Data entries
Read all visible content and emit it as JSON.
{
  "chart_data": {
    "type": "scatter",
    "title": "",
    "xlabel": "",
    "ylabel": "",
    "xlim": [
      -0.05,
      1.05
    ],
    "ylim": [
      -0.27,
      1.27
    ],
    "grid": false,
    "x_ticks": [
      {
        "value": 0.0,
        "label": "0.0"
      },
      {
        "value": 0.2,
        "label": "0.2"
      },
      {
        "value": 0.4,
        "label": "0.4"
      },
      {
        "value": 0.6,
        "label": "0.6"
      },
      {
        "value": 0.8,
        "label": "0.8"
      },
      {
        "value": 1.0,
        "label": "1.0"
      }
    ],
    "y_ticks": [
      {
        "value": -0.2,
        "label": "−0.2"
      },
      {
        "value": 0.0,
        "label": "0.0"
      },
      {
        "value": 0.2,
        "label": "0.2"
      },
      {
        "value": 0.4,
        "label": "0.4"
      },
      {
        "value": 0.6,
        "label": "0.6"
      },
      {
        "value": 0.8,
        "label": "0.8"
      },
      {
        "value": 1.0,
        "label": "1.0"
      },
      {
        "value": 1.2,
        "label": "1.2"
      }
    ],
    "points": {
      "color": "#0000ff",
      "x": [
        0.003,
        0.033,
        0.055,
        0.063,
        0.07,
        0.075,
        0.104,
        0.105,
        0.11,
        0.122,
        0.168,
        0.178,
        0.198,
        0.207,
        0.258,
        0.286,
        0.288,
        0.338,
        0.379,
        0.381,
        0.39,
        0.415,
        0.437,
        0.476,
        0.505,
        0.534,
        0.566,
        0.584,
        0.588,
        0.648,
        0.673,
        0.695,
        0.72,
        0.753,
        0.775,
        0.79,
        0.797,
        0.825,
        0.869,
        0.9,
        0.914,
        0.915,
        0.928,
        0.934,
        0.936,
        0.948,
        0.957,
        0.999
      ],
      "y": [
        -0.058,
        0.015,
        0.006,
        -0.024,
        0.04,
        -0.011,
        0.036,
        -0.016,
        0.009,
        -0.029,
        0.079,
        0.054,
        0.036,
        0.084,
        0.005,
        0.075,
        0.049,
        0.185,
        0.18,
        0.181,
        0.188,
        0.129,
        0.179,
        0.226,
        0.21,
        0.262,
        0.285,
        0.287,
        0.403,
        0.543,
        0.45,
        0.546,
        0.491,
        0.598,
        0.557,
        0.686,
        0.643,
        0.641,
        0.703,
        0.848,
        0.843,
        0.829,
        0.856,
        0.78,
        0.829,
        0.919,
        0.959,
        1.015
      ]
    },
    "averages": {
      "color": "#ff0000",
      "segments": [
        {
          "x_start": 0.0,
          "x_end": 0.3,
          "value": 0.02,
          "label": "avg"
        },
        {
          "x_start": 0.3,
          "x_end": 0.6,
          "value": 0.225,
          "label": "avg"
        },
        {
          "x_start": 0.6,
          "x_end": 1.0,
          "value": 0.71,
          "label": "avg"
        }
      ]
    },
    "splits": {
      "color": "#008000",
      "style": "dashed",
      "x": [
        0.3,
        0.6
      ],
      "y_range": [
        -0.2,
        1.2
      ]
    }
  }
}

▸ **TASK**
Using the records above, copy each line that contains "color".

▸ **RESULT OF THE TASK**
      "color": "#0000ff",
      "color": "#ff0000",
      "color": "#008000",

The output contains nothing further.